* START *

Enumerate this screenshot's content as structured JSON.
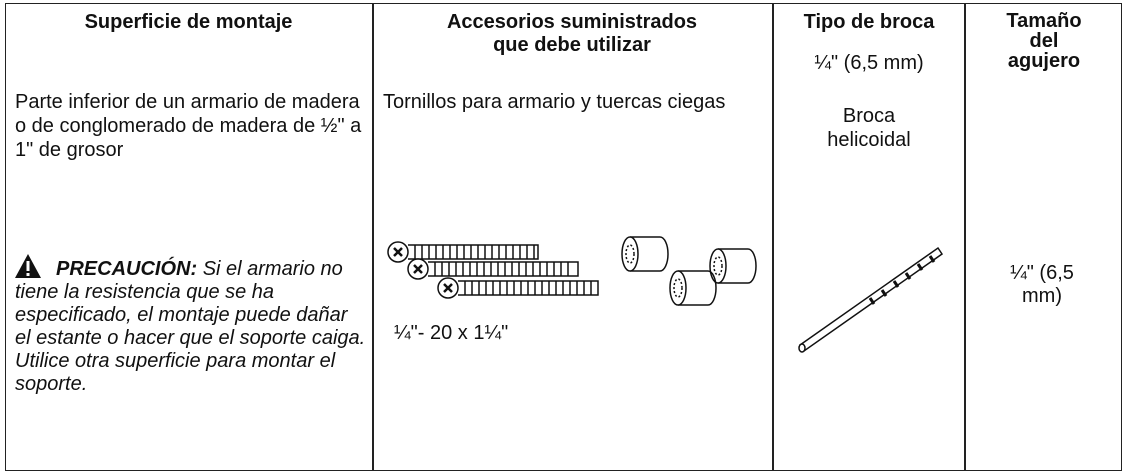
{
  "table": {
    "headers": [
      "Superficie de montaje",
      "Accesorios suministrados que debe utilizar",
      "Tipo de broca",
      "Tamaño del agujero"
    ],
    "rows": [
      {
        "surface": "Parte inferior de un armario de madera o de conglomerado de madera de ½\"  a 1\"  de grosor",
        "caution_label": "PRECAUCIÓN:",
        "caution_text": "Si el armario no tiene la resistencia que se ha especificado, el montaje puede dañar el estante o hacer que el soporte caiga. Utilice otra superficie para montar el soporte.",
        "accessories": "Tornillos para armario y tuercas ciegas",
        "screw_size": "¼\"- 20 x 1¼\"",
        "bit_size": "¼\"  (6,5 mm)",
        "bit_type": "Broca helicoidal",
        "hole_size": "¼\" (6,5 mm)"
      }
    ]
  }
}
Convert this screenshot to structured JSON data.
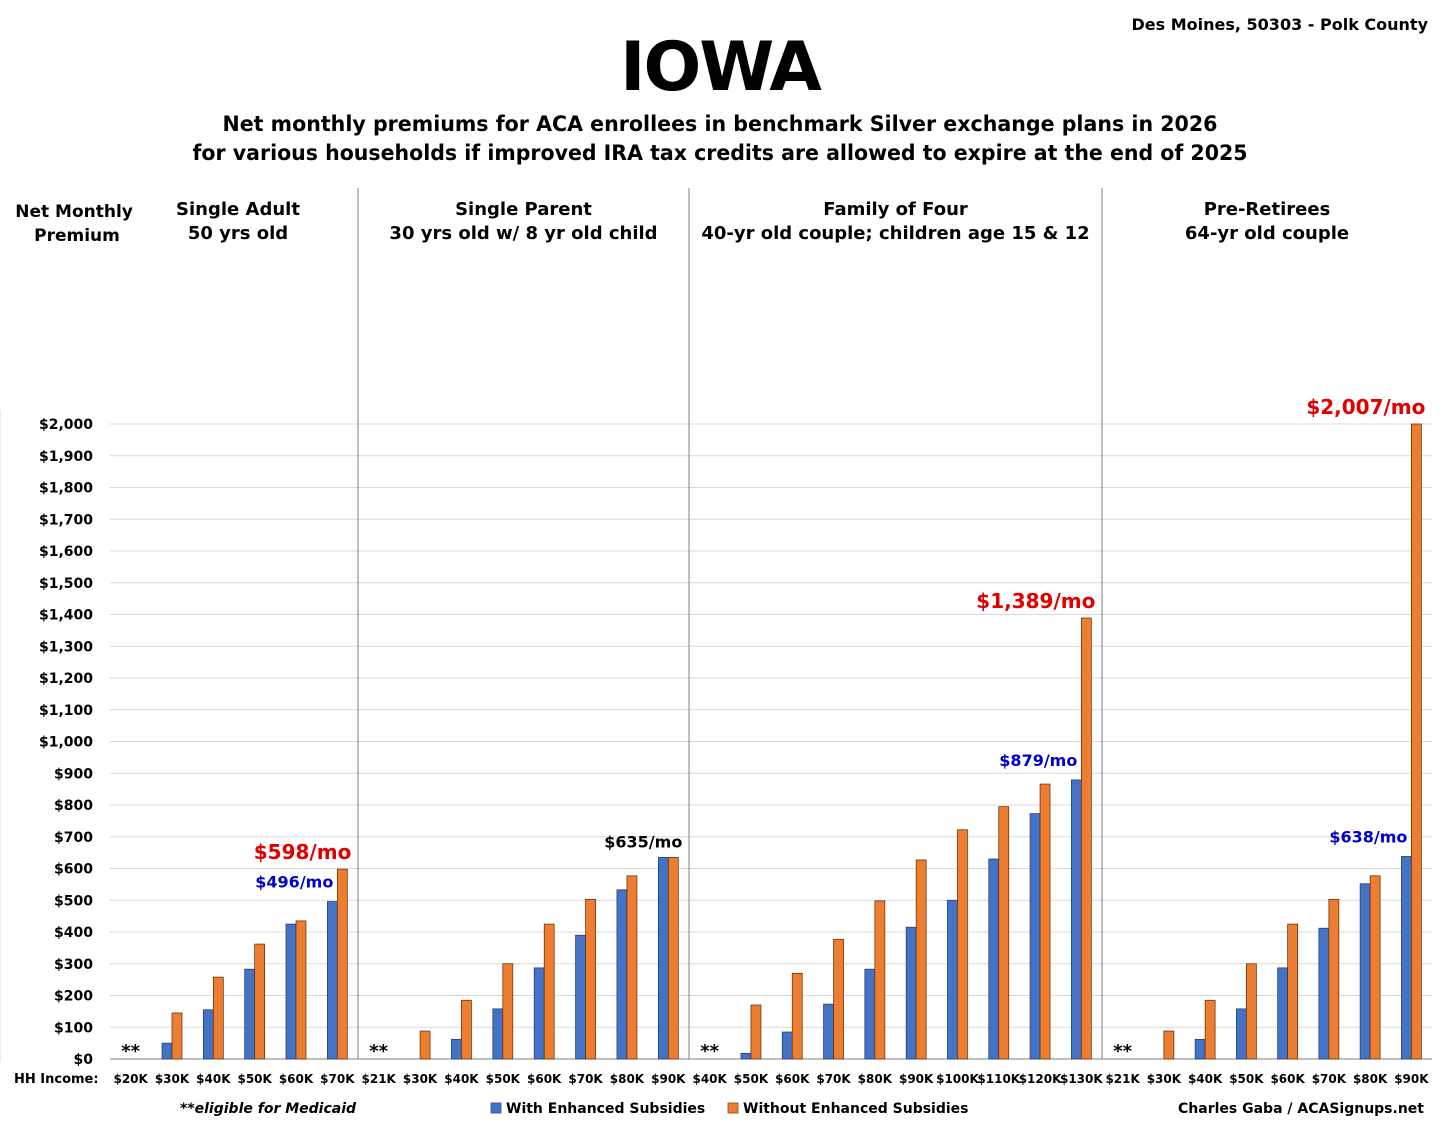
{
  "header": {
    "location": "Des Moines, 50303 - Polk County",
    "title": "IOWA",
    "subtitle_line1": "Net monthly premiums for ACA enrollees in benchmark Silver exchange plans in 2026",
    "subtitle_line2": "for various households if improved IRA tax credits are allowed to expire at the end of 2025"
  },
  "footer": {
    "medicaid_note": "**eligible for Medicaid",
    "credit": "Charles Gaba / ACASignups.net"
  },
  "colors": {
    "with": "#4472C4",
    "without": "#ED7D31",
    "red_label": "#E00000",
    "blue_label": "#0000CC",
    "black_label": "#000000"
  },
  "chart_data": {
    "type": "bar",
    "ylabel": "Net Monthly Premium",
    "xlabel": "HH Income:",
    "ylim": [
      0,
      2000
    ],
    "yticks": [
      "$0",
      "$100",
      "$200",
      "$300",
      "$400",
      "$500",
      "$600",
      "$700",
      "$800",
      "$900",
      "$1,000",
      "$1,100",
      "$1,200",
      "$1,300",
      "$1,400",
      "$1,500",
      "$1,600",
      "$1,700",
      "$1,800",
      "$1,900",
      "$2,000"
    ],
    "grid": true,
    "legend": "bottom",
    "series_names": [
      "With Enhanced Subsidies",
      "Without Enhanced Subsidies"
    ],
    "medicaid_marker": "**",
    "groups": [
      {
        "title_line1": "Single Adult",
        "title_line2": "50 yrs old",
        "categories": [
          "$20K",
          "$30K",
          "$40K",
          "$50K",
          "$60K",
          "$70K"
        ],
        "with": [
          0,
          50,
          155,
          283,
          425,
          496
        ],
        "without": [
          0,
          145,
          258,
          362,
          435,
          598
        ],
        "medicaid": [
          0
        ],
        "annotations": [
          {
            "text": "$598/mo",
            "index": 5,
            "series": "without",
            "color": "red"
          },
          {
            "text": "$496/mo",
            "index": 5,
            "series": "with",
            "color": "blue"
          }
        ]
      },
      {
        "title_line1": "Single Parent",
        "title_line2": "30 yrs old w/ 8 yr old child",
        "categories": [
          "$21K",
          "$30K",
          "$40K",
          "$50K",
          "$60K",
          "$70K",
          "$80K",
          "$90K"
        ],
        "with": [
          0,
          0,
          62,
          158,
          287,
          390,
          533,
          635
        ],
        "without": [
          0,
          88,
          185,
          300,
          425,
          503,
          577,
          635
        ],
        "medicaid": [
          0
        ],
        "annotations": [
          {
            "text": "$635/mo",
            "index": 7,
            "series": "without",
            "color": "black"
          }
        ]
      },
      {
        "title_line1": "Family of Four",
        "title_line2": "40-yr old couple; children age 15 & 12",
        "categories": [
          "$40K",
          "$50K",
          "$60K",
          "$70K",
          "$80K",
          "$90K",
          "$100K",
          "$110K",
          "$120K",
          "$130K"
        ],
        "with": [
          0,
          18,
          85,
          173,
          283,
          415,
          500,
          630,
          773,
          879
        ],
        "without": [
          0,
          170,
          270,
          377,
          498,
          627,
          722,
          795,
          866,
          1389
        ],
        "medicaid": [
          0
        ],
        "annotations": [
          {
            "text": "$1,389/mo",
            "index": 9,
            "series": "without",
            "color": "red"
          },
          {
            "text": "$879/mo",
            "index": 9,
            "series": "with",
            "color": "blue"
          }
        ]
      },
      {
        "title_line1": "Pre-Retirees",
        "title_line2": "64-yr old couple",
        "categories": [
          "$21K",
          "$30K",
          "$40K",
          "$50K",
          "$60K",
          "$70K",
          "$80K",
          "$90K"
        ],
        "with": [
          0,
          0,
          62,
          158,
          287,
          412,
          552,
          638
        ],
        "without": [
          0,
          88,
          185,
          300,
          425,
          503,
          577,
          2007
        ],
        "medicaid": [
          0
        ],
        "annotations": [
          {
            "text": "$2,007/mo",
            "index": 7,
            "series": "without",
            "color": "red"
          },
          {
            "text": "$638/mo",
            "index": 7,
            "series": "with",
            "color": "blue"
          }
        ]
      }
    ]
  }
}
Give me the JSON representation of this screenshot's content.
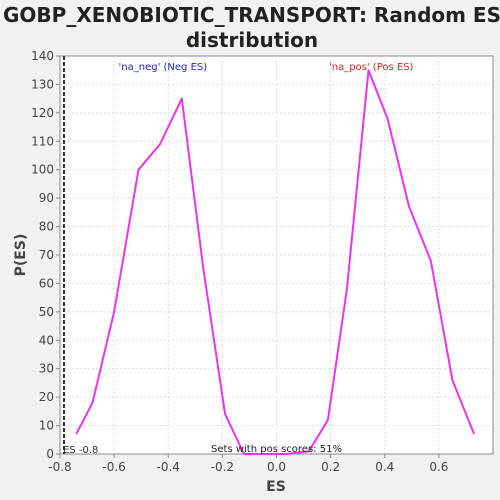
{
  "chart_data": {
    "type": "line",
    "title_lines": [
      "GOBP_XENOBIOTIC_TRANSPORT: Random ES",
      "distribution"
    ],
    "xlabel": "ES",
    "ylabel": "P(ES)",
    "xlim": [
      -0.8,
      0.8
    ],
    "ylim": [
      0,
      140
    ],
    "xticks": [
      -0.8,
      -0.6,
      -0.4,
      -0.2,
      0.0,
      0.2,
      0.4,
      0.6
    ],
    "xtick_labels": [
      "-0.8",
      "-0.6",
      "-0.4",
      "-0.2",
      "0.0",
      "0.2",
      "0.4",
      "0.6"
    ],
    "yticks": [
      0,
      10,
      20,
      30,
      40,
      50,
      60,
      70,
      80,
      90,
      100,
      110,
      120,
      130,
      140
    ],
    "ytick_labels": [
      "0",
      "10",
      "20",
      "30",
      "40",
      "50",
      "60",
      "70",
      "80",
      "90",
      "100",
      "110",
      "120",
      "130",
      "140"
    ],
    "grid": true,
    "series": [
      {
        "color": "#ee33ee",
        "x": [
          -0.74,
          -0.68,
          -0.6,
          -0.51,
          -0.43,
          -0.35,
          -0.27,
          -0.19,
          -0.12,
          -0.04,
          0.04,
          0.12,
          0.19,
          0.26,
          0.34,
          0.41,
          0.49,
          0.57,
          0.65,
          0.73
        ],
        "y": [
          7,
          18,
          50,
          100,
          109,
          125,
          65,
          14,
          0,
          0,
          0,
          1,
          12,
          58,
          135,
          118,
          87,
          68,
          26,
          7
        ]
      }
    ],
    "annotations": {
      "neg_label": "'na_neg' (Neg ES)",
      "pos_label": "'na_pos' (Pos ES)",
      "neg_color": "#2222cc",
      "pos_color": "#dd2222",
      "es_marker_x": -0.8,
      "es_marker_label": "ES -0.8",
      "pos_scores_text": "Sets with pos scores: 51%"
    }
  }
}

* END *

_Task requirements_
Repeat each entry exactly. Pictures do not belong in the copy.

_Response_
Enumerate this screenshot's content as structured JSON.
{
  "table": {
    "headers": [
      "Superficie de montaje",
      "Accesorios suministrados que debe utilizar",
      "Tipo de broca",
      "Tamaño del agujero"
    ],
    "rows": [
      {
        "surface": "Parte inferior de un armario de madera o de conglomerado de madera de ½\"  a 1\"  de grosor",
        "caution_label": "PRECAUCIÓN:",
        "caution_text": "Si el armario no tiene la resistencia que se ha especificado, el montaje puede dañar el estante o hacer que el soporte caiga. Utilice otra superficie para montar el soporte.",
        "accessories": "Tornillos para armario y tuercas ciegas",
        "screw_size": "¼\"- 20 x 1¼\"",
        "bit_size": "¼\"  (6,5 mm)",
        "bit_type": "Broca helicoidal",
        "hole_size": "¼\" (6,5 mm)"
      }
    ]
  }
}
Convert this screenshot to structured JSON data.
{
  "header": {
    "location": "Des Moines, 50303 - Polk County",
    "title": "IOWA",
    "subtitle_line1": "Net monthly premiums for ACA enrollees in benchmark Silver exchange plans in 2026",
    "subtitle_line2": "for various households if improved IRA tax credits are allowed to expire at the end of 2025"
  },
  "footer": {
    "medicaid_note": "**eligible for Medicaid",
    "credit": "Charles Gaba / ACASignups.net"
  },
  "colors": {
    "with": "#4472C4",
    "without": "#ED7D31",
    "red_label": "#E00000",
    "blue_label": "#0000CC",
    "black_label": "#000000"
  },
  "chart_data": {
    "type": "bar",
    "ylabel": "Net Monthly Premium",
    "xlabel": "HH Income:",
    "ylim": [
      0,
      2000
    ],
    "yticks": [
      "$0",
      "$100",
      "$200",
      "$300",
      "$400",
      "$500",
      "$600",
      "$700",
      "$800",
      "$900",
      "$1,000",
      "$1,100",
      "$1,200",
      "$1,300",
      "$1,400",
      "$1,500",
      "$1,600",
      "$1,700",
      "$1,800",
      "$1,900",
      "$2,000"
    ],
    "grid": true,
    "legend": "bottom",
    "series_names": [
      "With Enhanced Subsidies",
      "Without Enhanced Subsidies"
    ],
    "medicaid_marker": "**",
    "groups": [
      {
        "title_line1": "Single Adult",
        "title_line2": "50 yrs old",
        "categories": [
          "$20K",
          "$30K",
          "$40K",
          "$50K",
          "$60K",
          "$70K"
        ],
        "with": [
          0,
          50,
          155,
          283,
          425,
          496
        ],
        "without": [
          0,
          145,
          258,
          362,
          435,
          598
        ],
        "medicaid": [
          0
        ],
        "annotations": [
          {
            "text": "$598/mo",
            "index": 5,
            "series": "without",
            "color": "red"
          },
          {
            "text": "$496/mo",
            "index": 5,
            "series": "with",
            "color": "blue"
          }
        ]
      },
      {
        "title_line1": "Single Parent",
        "title_line2": "30 yrs old w/ 8 yr old child",
        "categories": [
          "$21K",
          "$30K",
          "$40K",
          "$50K",
          "$60K",
          "$70K",
          "$80K",
          "$90K"
        ],
        "with": [
          0,
          0,
          62,
          158,
          287,
          390,
          533,
          635
        ],
        "without": [
          0,
          88,
          185,
          300,
          425,
          503,
          577,
          635
        ],
        "medicaid": [
          0
        ],
        "annotations": [
          {
            "text": "$635/mo",
            "index": 7,
            "series": "without",
            "color": "black"
          }
        ]
      },
      {
        "title_line1": "Family of Four",
        "title_line2": "40-yr old couple; children age 15 & 12",
        "categories": [
          "$40K",
          "$50K",
          "$60K",
          "$70K",
          "$80K",
          "$90K",
          "$100K",
          "$110K",
          "$120K",
          "$130K"
        ],
        "with": [
          0,
          18,
          85,
          173,
          283,
          415,
          500,
          630,
          773,
          879
        ],
        "without": [
          0,
          170,
          270,
          377,
          498,
          627,
          722,
          795,
          866,
          1389
        ],
        "medicaid": [
          0
        ],
        "annotations": [
          {
            "text": "$1,389/mo",
            "index": 9,
            "series": "without",
            "color": "red"
          },
          {
            "text": "$879/mo",
            "index": 9,
            "series": "with",
            "color": "blue"
          }
        ]
      },
      {
        "title_line1": "Pre-Retirees",
        "title_line2": "64-yr old couple",
        "categories": [
          "$21K",
          "$30K",
          "$40K",
          "$50K",
          "$60K",
          "$70K",
          "$80K",
          "$90K"
        ],
        "with": [
          0,
          0,
          62,
          158,
          287,
          412,
          552,
          638
        ],
        "without": [
          0,
          88,
          185,
          300,
          425,
          503,
          577,
          2007
        ],
        "medicaid": [
          0
        ],
        "annotations": [
          {
            "text": "$2,007/mo",
            "index": 7,
            "series": "without",
            "color": "red"
          },
          {
            "text": "$638/mo",
            "index": 7,
            "series": "with",
            "color": "blue"
          }
        ]
      }
    ]
  }
}
Give me the JSON representation of this screenshot's content.
{
  "chart_data": {
    "type": "line",
    "title_lines": [
      "GOBP_XENOBIOTIC_TRANSPORT: Random ES",
      "distribution"
    ],
    "xlabel": "ES",
    "ylabel": "P(ES)",
    "xlim": [
      -0.8,
      0.8
    ],
    "ylim": [
      0,
      140
    ],
    "xticks": [
      -0.8,
      -0.6,
      -0.4,
      -0.2,
      0.0,
      0.2,
      0.4,
      0.6
    ],
    "xtick_labels": [
      "-0.8",
      "-0.6",
      "-0.4",
      "-0.2",
      "0.0",
      "0.2",
      "0.4",
      "0.6"
    ],
    "yticks": [
      0,
      10,
      20,
      30,
      40,
      50,
      60,
      70,
      80,
      90,
      100,
      110,
      120,
      130,
      140
    ],
    "ytick_labels": [
      "0",
      "10",
      "20",
      "30",
      "40",
      "50",
      "60",
      "70",
      "80",
      "90",
      "100",
      "110",
      "120",
      "130",
      "140"
    ],
    "grid": true,
    "series": [
      {
        "color": "#ee33ee",
        "x": [
          -0.74,
          -0.68,
          -0.6,
          -0.51,
          -0.43,
          -0.35,
          -0.27,
          -0.19,
          -0.12,
          -0.04,
          0.04,
          0.12,
          0.19,
          0.26,
          0.34,
          0.41,
          0.49,
          0.57,
          0.65,
          0.73
        ],
        "y": [
          7,
          18,
          50,
          100,
          109,
          125,
          65,
          14,
          0,
          0,
          0,
          1,
          12,
          58,
          135,
          118,
          87,
          68,
          26,
          7
        ]
      }
    ],
    "annotations": {
      "neg_label": "'na_neg' (Neg ES)",
      "pos_label": "'na_pos' (Pos ES)",
      "neg_color": "#2222cc",
      "pos_color": "#dd2222",
      "es_marker_x": -0.8,
      "es_marker_label": "ES -0.8",
      "pos_scores_text": "Sets with pos scores: 51%"
    }
  }
}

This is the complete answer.